*Task goal*
Return each entry exactly, with none missing.

*Items*
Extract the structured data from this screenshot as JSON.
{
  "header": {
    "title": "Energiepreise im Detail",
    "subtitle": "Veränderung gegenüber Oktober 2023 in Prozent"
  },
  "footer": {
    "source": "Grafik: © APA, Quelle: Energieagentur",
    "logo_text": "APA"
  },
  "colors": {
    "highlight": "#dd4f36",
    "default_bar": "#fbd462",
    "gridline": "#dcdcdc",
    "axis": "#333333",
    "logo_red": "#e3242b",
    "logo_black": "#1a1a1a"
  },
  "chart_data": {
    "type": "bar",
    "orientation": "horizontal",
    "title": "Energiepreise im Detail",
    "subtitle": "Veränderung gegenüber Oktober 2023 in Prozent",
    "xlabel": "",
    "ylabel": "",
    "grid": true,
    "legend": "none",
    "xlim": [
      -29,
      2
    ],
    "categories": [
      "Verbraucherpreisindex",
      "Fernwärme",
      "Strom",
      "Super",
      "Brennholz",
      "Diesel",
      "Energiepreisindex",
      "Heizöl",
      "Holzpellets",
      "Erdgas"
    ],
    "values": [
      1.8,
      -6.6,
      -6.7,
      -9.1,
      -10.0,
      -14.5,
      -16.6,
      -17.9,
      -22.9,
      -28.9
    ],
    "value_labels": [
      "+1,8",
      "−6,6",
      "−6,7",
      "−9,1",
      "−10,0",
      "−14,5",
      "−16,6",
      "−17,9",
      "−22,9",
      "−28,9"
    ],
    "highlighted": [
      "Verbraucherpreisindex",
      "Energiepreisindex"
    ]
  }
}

*Output of the task*
Extract the structured data from this screenshot as JSON.
{
  "header": {
    "title": "Energiepreise im Detail",
    "subtitle": "Veränderung gegenüber Oktober 2023 in Prozent"
  },
  "footer": {
    "source": "Grafik: © APA, Quelle: Energieagentur",
    "logo_text": "APA"
  },
  "colors": {
    "highlight": "#dd4f36",
    "default_bar": "#fbd462",
    "gridline": "#dcdcdc",
    "axis": "#333333",
    "logo_red": "#e3242b",
    "logo_black": "#1a1a1a"
  },
  "chart_data": {
    "type": "bar",
    "orientation": "horizontal",
    "title": "Energiepreise im Detail",
    "subtitle": "Veränderung gegenüber Oktober 2023 in Prozent",
    "xlabel": "",
    "ylabel": "",
    "grid": true,
    "legend": "none",
    "xlim": [
      -29,
      2
    ],
    "categories": [
      "Verbraucherpreisindex",
      "Fernwärme",
      "Strom",
      "Super",
      "Brennholz",
      "Diesel",
      "Energiepreisindex",
      "Heizöl",
      "Holzpellets",
      "Erdgas"
    ],
    "values": [
      1.8,
      -6.6,
      -6.7,
      -9.1,
      -10.0,
      -14.5,
      -16.6,
      -17.9,
      -22.9,
      -28.9
    ],
    "value_labels": [
      "+1,8",
      "−6,6",
      "−6,7",
      "−9,1",
      "−10,0",
      "−14,5",
      "−16,6",
      "−17,9",
      "−22,9",
      "−28,9"
    ],
    "highlighted": [
      "Verbraucherpreisindex",
      "Energiepreisindex"
    ]
  }
}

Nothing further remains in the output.